» Exercise aim
In the stretch of data from the line containing "status-badge: Active xyxy=(512,219,546,231)" through the line containing "user-link[interactable]: Bob Bob", change "Active" to "Enabled". Output only those lines, with nothing else altered.

Lines of data:
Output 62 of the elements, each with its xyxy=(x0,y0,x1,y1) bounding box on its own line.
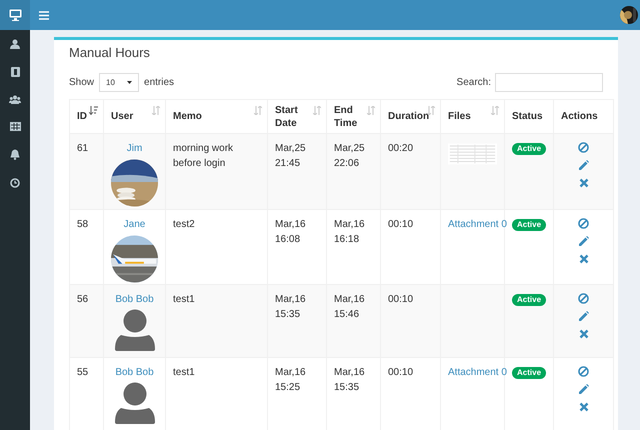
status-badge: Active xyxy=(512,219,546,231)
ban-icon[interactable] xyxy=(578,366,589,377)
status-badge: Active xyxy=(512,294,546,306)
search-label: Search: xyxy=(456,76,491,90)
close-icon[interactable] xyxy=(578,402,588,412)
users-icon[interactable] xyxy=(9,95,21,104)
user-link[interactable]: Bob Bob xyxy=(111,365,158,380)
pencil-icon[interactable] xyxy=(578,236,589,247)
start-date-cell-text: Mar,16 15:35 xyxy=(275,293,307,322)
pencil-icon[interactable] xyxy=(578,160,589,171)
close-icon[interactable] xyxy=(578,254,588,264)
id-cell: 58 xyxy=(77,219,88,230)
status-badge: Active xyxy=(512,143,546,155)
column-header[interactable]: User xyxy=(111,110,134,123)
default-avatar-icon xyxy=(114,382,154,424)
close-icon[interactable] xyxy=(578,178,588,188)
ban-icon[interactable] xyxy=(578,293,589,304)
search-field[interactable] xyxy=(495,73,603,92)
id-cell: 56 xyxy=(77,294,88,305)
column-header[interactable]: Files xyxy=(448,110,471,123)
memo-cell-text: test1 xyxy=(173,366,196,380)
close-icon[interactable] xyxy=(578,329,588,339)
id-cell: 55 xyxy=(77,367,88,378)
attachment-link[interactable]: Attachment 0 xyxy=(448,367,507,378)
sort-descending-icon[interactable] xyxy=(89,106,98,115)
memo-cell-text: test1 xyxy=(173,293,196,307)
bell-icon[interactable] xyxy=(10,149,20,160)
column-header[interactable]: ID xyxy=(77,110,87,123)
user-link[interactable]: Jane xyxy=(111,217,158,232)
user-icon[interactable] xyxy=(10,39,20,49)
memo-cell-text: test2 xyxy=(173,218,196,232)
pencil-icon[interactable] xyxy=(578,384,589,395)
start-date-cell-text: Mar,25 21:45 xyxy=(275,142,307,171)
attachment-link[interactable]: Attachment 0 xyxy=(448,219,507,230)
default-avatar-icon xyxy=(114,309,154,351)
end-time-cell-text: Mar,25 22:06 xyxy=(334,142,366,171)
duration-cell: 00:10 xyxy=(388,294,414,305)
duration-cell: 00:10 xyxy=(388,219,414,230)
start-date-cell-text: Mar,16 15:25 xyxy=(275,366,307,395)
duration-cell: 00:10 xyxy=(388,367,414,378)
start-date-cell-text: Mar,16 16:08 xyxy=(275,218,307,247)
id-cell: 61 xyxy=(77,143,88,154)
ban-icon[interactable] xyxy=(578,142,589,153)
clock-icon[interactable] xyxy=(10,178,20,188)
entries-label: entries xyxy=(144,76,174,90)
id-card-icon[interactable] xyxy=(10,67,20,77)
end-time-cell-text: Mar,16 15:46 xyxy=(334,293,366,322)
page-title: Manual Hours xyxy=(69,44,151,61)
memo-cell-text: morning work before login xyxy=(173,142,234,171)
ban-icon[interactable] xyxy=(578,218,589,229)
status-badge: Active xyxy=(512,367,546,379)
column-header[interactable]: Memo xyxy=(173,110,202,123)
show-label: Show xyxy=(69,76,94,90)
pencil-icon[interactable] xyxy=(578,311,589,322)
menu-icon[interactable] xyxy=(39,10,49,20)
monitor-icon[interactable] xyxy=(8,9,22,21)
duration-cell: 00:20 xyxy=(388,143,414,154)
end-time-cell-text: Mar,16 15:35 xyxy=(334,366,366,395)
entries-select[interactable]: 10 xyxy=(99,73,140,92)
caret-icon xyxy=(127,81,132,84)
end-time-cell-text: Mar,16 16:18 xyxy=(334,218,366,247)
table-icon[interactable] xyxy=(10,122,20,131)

» The response
status-badge: Enabled xyxy=(512,219,546,231)
ban-icon[interactable] xyxy=(578,366,589,377)
status-badge: Enabled xyxy=(512,294,546,306)
search-label: Search: xyxy=(456,76,491,90)
close-icon[interactable] xyxy=(578,402,588,412)
users-icon[interactable] xyxy=(9,95,21,104)
user-link[interactable]: Bob Bob xyxy=(111,365,158,380)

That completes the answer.